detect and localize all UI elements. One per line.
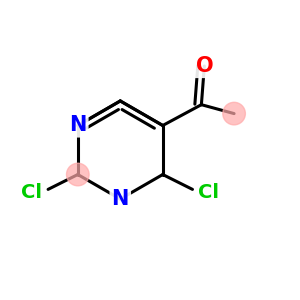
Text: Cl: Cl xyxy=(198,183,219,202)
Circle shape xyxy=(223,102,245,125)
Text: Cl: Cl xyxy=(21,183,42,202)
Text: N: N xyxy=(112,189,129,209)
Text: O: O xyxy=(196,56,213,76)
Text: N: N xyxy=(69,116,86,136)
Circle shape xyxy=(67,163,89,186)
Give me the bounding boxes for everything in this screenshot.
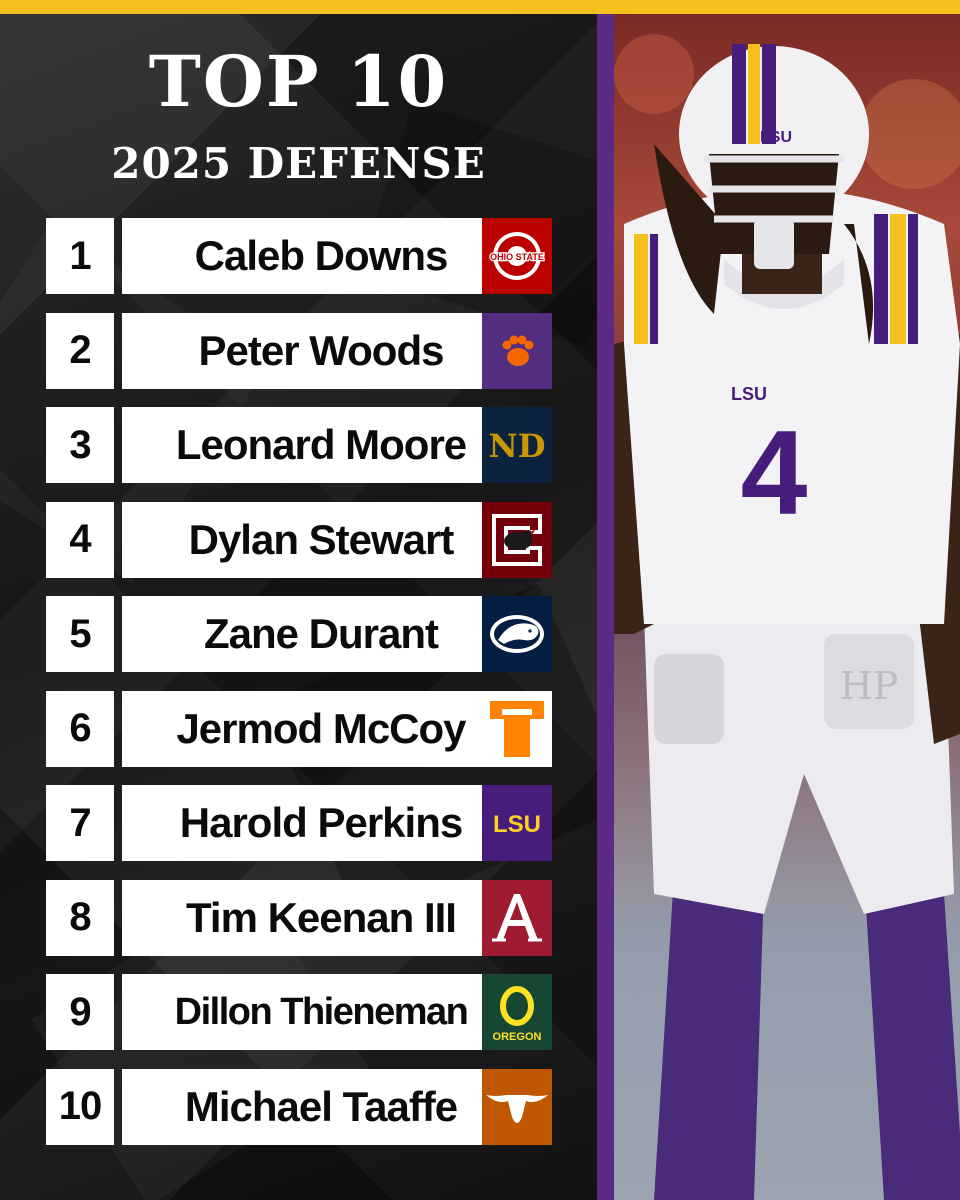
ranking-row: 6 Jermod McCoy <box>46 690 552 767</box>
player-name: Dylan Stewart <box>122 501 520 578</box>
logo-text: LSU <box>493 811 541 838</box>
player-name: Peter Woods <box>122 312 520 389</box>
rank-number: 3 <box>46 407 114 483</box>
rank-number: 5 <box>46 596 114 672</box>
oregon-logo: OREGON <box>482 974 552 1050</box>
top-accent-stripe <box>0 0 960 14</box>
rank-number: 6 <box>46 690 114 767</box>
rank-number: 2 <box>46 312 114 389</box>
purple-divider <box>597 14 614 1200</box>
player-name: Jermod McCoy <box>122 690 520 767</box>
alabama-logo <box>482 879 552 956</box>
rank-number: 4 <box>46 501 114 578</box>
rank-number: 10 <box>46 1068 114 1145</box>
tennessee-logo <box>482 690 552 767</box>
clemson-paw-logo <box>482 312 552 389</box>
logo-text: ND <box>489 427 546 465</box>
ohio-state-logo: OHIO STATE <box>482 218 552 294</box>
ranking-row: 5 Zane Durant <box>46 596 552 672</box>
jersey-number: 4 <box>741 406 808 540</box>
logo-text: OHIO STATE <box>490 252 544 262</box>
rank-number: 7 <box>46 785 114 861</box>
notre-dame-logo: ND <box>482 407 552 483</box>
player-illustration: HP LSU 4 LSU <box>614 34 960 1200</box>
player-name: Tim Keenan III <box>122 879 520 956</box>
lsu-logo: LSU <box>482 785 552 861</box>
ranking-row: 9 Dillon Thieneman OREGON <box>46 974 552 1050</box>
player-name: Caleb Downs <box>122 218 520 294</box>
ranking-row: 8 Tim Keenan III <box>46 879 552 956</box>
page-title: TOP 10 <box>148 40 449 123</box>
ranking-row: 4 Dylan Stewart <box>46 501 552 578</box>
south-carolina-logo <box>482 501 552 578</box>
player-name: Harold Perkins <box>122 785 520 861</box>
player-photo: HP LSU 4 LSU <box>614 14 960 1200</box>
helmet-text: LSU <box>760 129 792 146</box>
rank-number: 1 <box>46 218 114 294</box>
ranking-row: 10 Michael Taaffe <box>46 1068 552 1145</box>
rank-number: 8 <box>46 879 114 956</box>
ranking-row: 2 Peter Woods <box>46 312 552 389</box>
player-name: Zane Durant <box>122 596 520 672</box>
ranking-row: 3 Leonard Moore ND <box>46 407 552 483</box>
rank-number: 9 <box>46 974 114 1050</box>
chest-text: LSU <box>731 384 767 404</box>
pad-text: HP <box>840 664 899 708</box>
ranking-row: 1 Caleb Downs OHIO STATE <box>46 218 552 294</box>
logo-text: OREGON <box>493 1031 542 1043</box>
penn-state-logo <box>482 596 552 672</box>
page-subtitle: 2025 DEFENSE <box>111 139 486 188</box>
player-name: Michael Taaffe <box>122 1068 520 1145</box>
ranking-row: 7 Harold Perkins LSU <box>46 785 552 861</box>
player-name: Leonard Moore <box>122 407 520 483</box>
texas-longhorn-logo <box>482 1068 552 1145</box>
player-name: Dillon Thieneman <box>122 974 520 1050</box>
- - -
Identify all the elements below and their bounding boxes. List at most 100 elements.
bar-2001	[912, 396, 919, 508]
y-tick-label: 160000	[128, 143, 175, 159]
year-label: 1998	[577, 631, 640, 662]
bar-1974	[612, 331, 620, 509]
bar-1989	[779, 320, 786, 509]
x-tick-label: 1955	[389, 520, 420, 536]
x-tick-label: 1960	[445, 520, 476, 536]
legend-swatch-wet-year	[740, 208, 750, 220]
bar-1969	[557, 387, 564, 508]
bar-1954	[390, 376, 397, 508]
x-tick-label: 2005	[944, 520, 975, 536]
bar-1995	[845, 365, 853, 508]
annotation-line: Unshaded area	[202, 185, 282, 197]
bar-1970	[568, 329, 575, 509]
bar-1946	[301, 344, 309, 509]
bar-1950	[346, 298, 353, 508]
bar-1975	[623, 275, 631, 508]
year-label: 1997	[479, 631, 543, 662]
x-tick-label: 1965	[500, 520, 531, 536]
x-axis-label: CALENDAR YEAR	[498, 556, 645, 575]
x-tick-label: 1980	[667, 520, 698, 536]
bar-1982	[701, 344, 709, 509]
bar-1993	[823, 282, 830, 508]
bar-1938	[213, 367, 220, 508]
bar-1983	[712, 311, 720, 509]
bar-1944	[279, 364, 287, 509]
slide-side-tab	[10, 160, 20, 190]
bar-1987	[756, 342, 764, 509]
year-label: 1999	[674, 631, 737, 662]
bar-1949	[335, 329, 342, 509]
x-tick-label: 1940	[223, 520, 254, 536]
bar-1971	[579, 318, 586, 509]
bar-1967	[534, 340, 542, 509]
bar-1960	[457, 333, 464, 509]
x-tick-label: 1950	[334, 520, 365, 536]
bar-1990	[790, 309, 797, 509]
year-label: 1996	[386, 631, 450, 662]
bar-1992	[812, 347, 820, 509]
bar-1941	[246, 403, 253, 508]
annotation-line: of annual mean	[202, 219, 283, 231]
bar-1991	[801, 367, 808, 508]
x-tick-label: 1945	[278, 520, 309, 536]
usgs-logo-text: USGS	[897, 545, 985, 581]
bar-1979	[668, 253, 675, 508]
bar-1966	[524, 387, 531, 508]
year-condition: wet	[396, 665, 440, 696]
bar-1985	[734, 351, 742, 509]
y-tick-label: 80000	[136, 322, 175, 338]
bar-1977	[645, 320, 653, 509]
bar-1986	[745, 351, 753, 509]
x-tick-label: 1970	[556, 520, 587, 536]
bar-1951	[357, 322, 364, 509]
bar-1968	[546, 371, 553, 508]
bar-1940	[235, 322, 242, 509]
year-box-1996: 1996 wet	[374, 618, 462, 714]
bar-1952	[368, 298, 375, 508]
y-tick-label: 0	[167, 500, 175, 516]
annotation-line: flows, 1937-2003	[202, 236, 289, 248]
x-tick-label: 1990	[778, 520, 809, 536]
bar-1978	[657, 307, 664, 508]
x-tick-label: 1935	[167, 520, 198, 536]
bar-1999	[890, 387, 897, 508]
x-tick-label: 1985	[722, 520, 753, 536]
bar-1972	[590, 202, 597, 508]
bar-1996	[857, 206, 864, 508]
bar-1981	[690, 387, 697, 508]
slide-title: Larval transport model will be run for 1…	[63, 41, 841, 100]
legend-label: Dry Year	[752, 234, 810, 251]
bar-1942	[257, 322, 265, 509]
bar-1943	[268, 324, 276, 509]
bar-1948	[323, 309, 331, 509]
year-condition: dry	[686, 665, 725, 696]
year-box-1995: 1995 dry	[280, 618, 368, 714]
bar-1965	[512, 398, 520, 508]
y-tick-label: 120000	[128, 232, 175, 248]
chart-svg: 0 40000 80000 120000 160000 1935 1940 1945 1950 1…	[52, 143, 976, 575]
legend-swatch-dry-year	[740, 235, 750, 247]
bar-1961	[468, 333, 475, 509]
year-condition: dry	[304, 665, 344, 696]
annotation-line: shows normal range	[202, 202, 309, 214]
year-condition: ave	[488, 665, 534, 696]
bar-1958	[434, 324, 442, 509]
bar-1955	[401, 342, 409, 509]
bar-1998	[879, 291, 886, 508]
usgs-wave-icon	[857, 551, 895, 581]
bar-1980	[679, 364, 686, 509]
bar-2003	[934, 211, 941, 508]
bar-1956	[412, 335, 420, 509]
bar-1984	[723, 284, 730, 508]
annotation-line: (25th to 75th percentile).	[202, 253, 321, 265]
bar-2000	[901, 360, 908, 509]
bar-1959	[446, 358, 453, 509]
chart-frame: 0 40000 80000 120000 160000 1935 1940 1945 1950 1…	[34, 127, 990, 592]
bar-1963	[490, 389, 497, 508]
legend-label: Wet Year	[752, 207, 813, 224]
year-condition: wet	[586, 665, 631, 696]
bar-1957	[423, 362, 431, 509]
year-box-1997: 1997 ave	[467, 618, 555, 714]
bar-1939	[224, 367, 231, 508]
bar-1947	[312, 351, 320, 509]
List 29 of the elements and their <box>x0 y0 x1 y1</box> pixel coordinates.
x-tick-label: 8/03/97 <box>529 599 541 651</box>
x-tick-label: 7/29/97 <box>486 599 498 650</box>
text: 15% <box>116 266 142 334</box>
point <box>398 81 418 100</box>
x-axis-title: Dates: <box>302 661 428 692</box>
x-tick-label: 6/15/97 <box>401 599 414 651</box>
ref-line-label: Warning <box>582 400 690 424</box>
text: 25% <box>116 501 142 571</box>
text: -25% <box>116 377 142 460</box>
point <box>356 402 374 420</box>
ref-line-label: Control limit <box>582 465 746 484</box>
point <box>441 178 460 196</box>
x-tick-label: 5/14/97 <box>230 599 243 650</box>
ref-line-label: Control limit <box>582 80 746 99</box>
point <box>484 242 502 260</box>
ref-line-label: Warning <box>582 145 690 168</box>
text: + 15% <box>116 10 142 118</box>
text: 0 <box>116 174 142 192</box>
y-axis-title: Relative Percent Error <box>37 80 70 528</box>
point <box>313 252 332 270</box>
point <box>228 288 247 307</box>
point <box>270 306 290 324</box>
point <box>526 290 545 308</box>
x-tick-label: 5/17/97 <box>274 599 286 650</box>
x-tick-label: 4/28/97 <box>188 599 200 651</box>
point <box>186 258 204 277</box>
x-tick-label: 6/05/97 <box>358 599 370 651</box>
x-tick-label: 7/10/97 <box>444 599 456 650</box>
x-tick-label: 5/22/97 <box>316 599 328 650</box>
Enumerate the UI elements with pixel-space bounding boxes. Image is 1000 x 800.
- - -
● **What to work on**: Write out the listing verbatim, from the line containing "detect and localize" through the line containing "Give me the", both lines included, and omit the picture lines.

● **Answer to the task**:
detect and localize all UI elements. One per line.
Text: Cl: Cl xyxy=(198,183,219,202)
Circle shape xyxy=(223,102,245,125)
Text: Cl: Cl xyxy=(21,183,42,202)
Text: N: N xyxy=(112,189,129,209)
Text: O: O xyxy=(196,56,213,76)
Text: N: N xyxy=(69,116,86,136)
Circle shape xyxy=(67,163,89,186)
Give me the bounding boxes for everything in this screenshot.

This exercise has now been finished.